*Records about charts and figures*
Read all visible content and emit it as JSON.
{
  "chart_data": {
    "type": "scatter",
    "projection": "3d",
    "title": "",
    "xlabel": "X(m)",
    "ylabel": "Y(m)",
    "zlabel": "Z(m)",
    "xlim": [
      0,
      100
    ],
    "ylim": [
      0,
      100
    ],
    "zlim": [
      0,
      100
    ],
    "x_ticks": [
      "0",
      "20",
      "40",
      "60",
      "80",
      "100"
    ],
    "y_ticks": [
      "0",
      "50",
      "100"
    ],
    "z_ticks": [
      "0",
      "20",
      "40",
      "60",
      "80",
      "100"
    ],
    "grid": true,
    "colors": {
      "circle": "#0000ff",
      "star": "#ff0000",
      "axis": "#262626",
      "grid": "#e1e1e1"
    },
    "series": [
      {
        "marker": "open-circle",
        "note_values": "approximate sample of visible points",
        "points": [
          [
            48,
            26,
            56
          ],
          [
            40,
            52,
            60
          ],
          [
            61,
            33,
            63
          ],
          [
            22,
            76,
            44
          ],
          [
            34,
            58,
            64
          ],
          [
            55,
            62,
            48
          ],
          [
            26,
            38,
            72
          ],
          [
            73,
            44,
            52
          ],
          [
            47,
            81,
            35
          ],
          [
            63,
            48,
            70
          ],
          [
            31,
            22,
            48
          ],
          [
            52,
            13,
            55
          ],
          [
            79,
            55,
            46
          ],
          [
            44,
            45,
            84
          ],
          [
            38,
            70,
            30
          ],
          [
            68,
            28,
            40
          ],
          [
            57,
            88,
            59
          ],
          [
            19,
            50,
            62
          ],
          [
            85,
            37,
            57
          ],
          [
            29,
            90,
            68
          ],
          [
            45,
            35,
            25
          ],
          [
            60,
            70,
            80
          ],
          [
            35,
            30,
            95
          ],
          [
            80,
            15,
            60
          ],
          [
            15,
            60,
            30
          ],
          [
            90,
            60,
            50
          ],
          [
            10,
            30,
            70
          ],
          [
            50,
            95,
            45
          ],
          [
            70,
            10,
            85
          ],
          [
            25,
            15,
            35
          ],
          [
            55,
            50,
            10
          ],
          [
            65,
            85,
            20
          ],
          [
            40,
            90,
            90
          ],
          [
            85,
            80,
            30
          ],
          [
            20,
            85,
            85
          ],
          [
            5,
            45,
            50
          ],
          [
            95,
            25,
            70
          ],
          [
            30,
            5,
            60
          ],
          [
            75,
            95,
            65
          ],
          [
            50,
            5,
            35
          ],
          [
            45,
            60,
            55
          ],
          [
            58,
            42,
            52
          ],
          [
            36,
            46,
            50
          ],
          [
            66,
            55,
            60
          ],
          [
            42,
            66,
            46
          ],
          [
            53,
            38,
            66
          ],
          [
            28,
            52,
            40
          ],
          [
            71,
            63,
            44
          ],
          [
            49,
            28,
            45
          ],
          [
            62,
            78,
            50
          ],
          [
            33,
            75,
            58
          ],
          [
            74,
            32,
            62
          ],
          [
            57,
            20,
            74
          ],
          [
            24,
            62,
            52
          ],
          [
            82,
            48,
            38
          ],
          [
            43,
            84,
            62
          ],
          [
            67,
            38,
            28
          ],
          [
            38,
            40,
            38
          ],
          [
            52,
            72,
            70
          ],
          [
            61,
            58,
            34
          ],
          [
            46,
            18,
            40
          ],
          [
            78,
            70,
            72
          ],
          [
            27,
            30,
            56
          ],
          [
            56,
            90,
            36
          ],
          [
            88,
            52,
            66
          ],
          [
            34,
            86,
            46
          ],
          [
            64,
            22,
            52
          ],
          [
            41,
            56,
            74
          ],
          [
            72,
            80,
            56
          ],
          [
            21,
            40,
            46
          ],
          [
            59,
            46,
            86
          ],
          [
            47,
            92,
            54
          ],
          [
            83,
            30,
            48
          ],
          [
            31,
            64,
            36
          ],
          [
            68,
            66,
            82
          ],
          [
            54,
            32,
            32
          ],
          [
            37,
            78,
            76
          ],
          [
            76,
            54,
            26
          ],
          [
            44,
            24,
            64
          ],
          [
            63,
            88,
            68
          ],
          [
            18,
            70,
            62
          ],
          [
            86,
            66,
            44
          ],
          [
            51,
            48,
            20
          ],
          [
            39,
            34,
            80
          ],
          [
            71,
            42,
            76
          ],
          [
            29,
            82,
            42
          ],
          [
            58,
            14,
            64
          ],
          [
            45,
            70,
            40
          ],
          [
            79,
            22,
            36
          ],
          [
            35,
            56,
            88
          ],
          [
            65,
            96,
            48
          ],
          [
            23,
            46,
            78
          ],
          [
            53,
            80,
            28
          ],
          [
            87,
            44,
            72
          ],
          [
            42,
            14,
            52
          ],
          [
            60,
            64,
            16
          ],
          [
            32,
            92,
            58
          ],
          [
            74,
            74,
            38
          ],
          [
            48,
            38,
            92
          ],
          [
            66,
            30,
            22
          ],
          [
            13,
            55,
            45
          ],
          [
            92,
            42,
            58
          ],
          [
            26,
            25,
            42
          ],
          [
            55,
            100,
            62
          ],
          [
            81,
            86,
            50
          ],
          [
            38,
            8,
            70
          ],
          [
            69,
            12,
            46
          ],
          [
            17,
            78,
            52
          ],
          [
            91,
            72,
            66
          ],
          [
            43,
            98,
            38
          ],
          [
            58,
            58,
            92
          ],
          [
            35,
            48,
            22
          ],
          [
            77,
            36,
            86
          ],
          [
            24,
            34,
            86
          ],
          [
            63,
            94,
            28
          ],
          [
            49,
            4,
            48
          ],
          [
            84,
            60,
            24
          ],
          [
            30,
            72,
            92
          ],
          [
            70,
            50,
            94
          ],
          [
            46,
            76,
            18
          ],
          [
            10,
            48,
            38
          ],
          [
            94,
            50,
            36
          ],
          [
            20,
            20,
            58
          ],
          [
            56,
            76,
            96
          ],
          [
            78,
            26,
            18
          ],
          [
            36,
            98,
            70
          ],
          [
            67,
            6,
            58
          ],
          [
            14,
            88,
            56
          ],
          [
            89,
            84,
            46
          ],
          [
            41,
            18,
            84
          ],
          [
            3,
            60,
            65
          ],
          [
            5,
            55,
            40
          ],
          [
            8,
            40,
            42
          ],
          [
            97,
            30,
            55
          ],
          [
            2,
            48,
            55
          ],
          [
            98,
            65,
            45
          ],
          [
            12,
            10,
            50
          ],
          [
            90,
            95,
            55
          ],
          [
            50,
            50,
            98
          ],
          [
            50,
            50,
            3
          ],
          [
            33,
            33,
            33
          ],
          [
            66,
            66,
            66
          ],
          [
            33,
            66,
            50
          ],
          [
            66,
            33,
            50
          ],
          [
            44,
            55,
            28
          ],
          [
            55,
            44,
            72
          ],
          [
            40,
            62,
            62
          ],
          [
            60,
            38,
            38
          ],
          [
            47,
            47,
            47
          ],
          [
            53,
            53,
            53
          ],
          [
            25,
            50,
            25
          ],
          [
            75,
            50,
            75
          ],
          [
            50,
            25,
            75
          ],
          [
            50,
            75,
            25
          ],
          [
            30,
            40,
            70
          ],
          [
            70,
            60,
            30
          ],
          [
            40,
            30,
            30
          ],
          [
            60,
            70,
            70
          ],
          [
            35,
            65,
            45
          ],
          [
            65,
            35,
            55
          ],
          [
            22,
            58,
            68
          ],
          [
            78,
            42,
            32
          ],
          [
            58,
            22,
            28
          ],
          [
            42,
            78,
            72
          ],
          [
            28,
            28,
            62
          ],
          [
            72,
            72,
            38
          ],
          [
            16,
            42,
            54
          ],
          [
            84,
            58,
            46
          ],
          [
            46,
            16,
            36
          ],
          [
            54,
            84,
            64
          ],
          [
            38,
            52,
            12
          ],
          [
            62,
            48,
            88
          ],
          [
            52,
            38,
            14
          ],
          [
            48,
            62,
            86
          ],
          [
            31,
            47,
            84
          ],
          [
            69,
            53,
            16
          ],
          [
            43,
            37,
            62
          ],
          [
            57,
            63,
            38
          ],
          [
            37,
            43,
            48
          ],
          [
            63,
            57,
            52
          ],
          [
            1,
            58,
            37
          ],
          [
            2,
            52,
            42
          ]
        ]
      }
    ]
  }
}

*BRIEF*
From the entries above, return each line with the word "visible" in it.

*REPLY*
Read all visible content and emit it as JSON.
        "note_values": "approximate sample of visible points",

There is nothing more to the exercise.